● GIVEN EXERCISE: All of the material below is to be restated word for word, apart from the pictures.

--- DATA PROVIDED ---

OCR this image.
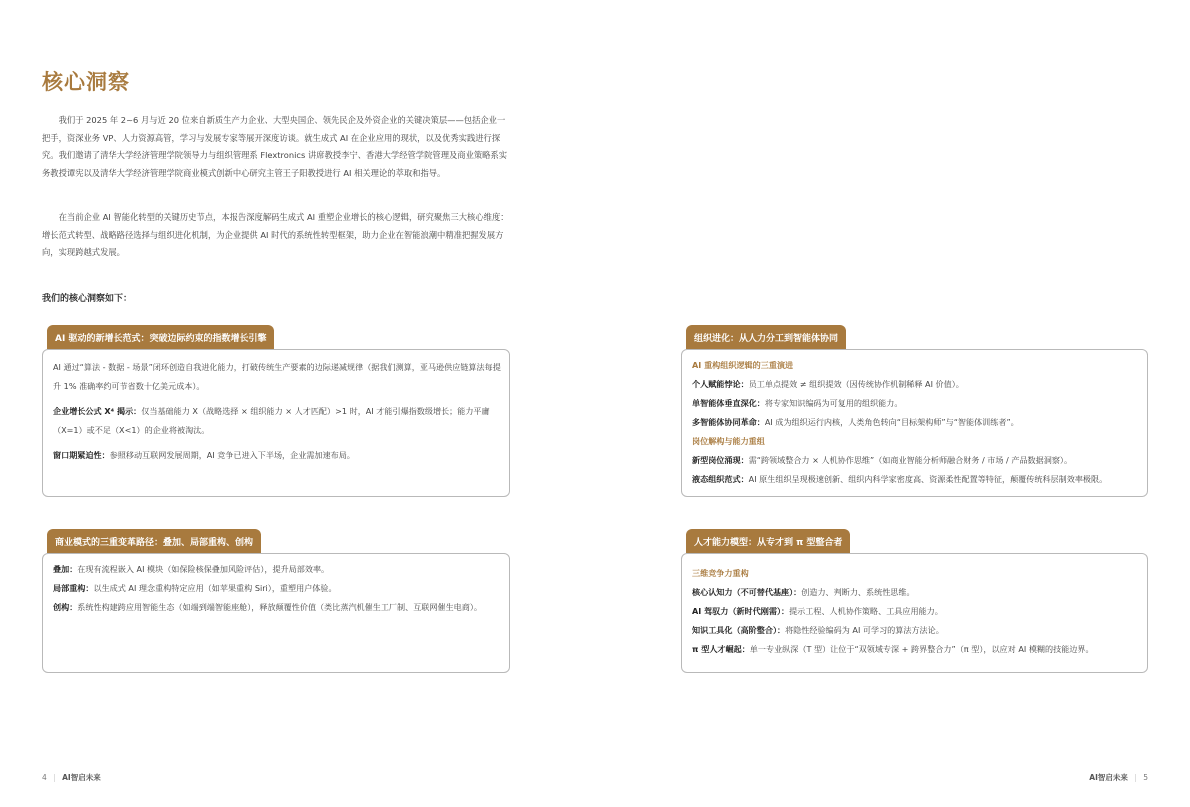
核心洞察
我们于 2025 年 2~6 月与近 20 位来自新质生产力企业、大型央国企、领先民企及外资企业的关键决策层——包括企业一把手，资深业务 VP、人力资源高管，学习与发展专家等展开深度访谈。就生成式 AI 在企业应用的现状，以及优秀实践进行探究。我们邀请了清华大学经济管理学院领导力与组织管理系 Flextronics 讲席教授李宁、香港大学经管学院管理及商业策略系实务教授谭宪以及清华大学经济管理学院商业模式创新中心研究主管王子阳教授进行 AI 相关理论的萃取和指导。
在当前企业 AI 智能化转型的关键历史节点，本报告深度解码生成式 AI 重塑企业增长的核心逻辑，研究聚焦三大核心维度：增长范式转型、战略路径选择与组织进化机制，为企业提供 AI 时代的系统性转型框架，助力企业在智能浪潮中精准把握发展方向，实现跨越式发展。
我们的核心洞察如下：
AI 驱动的新增长范式：突破边际约束的指数增长引擎

AI 通过“算法 - 数据 - 场景”闭环创造自我进化能力，打破传统生产要素的边际递减规律（据我们测算，亚马逊供应链算法每提升 1% 准确率约可节省数十亿美元成本）。

企业增长公式 X⁴ 揭示：仅当基础能力 X（战略选择 × 组织能力 × 人才匹配）>1 时，AI 才能引爆指数级增长；能力平庸（X=1）或不足（X<1）的企业将被淘汰。

窗口期紧迫性：参照移动互联网发展周期，AI 竞争已进入下半场，企业需加速布局。

商业模式的三重变革路径：叠加、局部重构、创构

叠加：在现有流程嵌入 AI 模块（如保险核保叠加风险评估），提升局部效率。

局部重构：以生成式 AI 理念重构特定应用（如苹果重构 Siri），重塑用户体验。

创构：系统性构建跨应用智能生态（如端到端智能座舱），释放颠覆性价值（类比蒸汽机催生工厂制、互联网催生电商）。

组织进化：从人力分工到智能体协同

AI 重构组织逻辑的三重演进

个人赋能悖论：员工单点提效 ≠ 组织提效（因传统协作机制稀释 AI 价值）。

单智能体垂直深化：将专家知识编码为可复用的组织能力。

多智能体协同革命：AI 成为组织运行内核，人类角色转向“目标架构师”与“智能体训练者”。

岗位解构与能力重组

新型岗位涌现：需“跨领域整合力 × 人机协作思维”（如商业智能分析师融合财务 / 市场 / 产品数据洞察）。

液态组织范式：AI 原生组织呈现极速创新、组织内科学家密度高、资源柔性配置等特征，颠覆传统科层制效率极限。

人才能力模型：从专才到 π 型整合者

三维竞争力重构

核心认知力（不可替代基座）：创造力、判断力、系统性思维。

AI 驾驭力（新时代刚需）：提示工程、人机协作策略、工具应用能力。

知识工具化（高阶整合）：将隐性经验编码为 AI 可学习的算法方法论。

π 型人才崛起：单一专业纵深（T 型）让位于“双领域专深 + 跨界整合力”（π 型），以应对 AI 模糊的技能边界。

4 | AI智启未来	AI智启未来 | 5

---

● FINAL ANSWER:
OCR this image.
核心洞察
我们于 2025 年 2~6 月与近 20 位来自新质生产力企业、大型央国企、领先民企及外资企业的关键决策层——包括企业一把手，资深业务 VP、人力资源高管，学习与发展专家等展开深度访谈。就生成式 AI 在企业应用的现状，以及优秀实践进行探究。我们邀请了清华大学经济管理学院领导力与组织管理系 Flextronics 讲席教授李宁、香港大学经管学院管理及商业策略系实务教授谭宪以及清华大学经济管理学院商业模式创新中心研究主管王子阳教授进行 AI 相关理论的萃取和指导。
在当前企业 AI 智能化转型的关键历史节点，本报告深度解码生成式 AI 重塑企业增长的核心逻辑，研究聚焦三大核心维度：增长范式转型、战略路径选择与组织进化机制，为企业提供 AI 时代的系统性转型框架，助力企业在智能浪潮中精准把握发展方向，实现跨越式发展。
我们的核心洞察如下：
AI 驱动的新增长范式：突破边际约束的指数增长引擎

AI 通过“算法 - 数据 - 场景”闭环创造自我进化能力，打破传统生产要素的边际递减规律（据我们测算，亚马逊供应链算法每提升 1% 准确率约可节省数十亿美元成本）。

企业增长公式 X⁴ 揭示：仅当基础能力 X（战略选择 × 组织能力 × 人才匹配）>1 时，AI 才能引爆指数级增长；能力平庸（X=1）或不足（X<1）的企业将被淘汰。

窗口期紧迫性：参照移动互联网发展周期，AI 竞争已进入下半场，企业需加速布局。

商业模式的三重变革路径：叠加、局部重构、创构

叠加：在现有流程嵌入 AI 模块（如保险核保叠加风险评估），提升局部效率。

局部重构：以生成式 AI 理念重构特定应用（如苹果重构 Siri），重塑用户体验。

创构：系统性构建跨应用智能生态（如端到端智能座舱），释放颠覆性价值（类比蒸汽机催生工厂制、互联网催生电商）。

组织进化：从人力分工到智能体协同

AI 重构组织逻辑的三重演进

个人赋能悖论：员工单点提效 ≠ 组织提效（因传统协作机制稀释 AI 价值）。

单智能体垂直深化：将专家知识编码为可复用的组织能力。

多智能体协同革命：AI 成为组织运行内核，人类角色转向“目标架构师”与“智能体训练者”。

岗位解构与能力重组

新型岗位涌现：需“跨领域整合力 × 人机协作思维”（如商业智能分析师融合财务 / 市场 / 产品数据洞察）。

液态组织范式：AI 原生组织呈现极速创新、组织内科学家密度高、资源柔性配置等特征，颠覆传统科层制效率极限。

人才能力模型：从专才到 π 型整合者

三维竞争力重构

核心认知力（不可替代基座）：创造力、判断力、系统性思维。

AI 驾驭力（新时代刚需）：提示工程、人机协作策略、工具应用能力。

知识工具化（高阶整合）：将隐性经验编码为 AI 可学习的算法方法论。

π 型人才崛起：单一专业纵深（T 型）让位于“双领域专深 + 跨界整合力”（π 型），以应对 AI 模糊的技能边界。

4 | AI智启未来	AI智启未来 | 5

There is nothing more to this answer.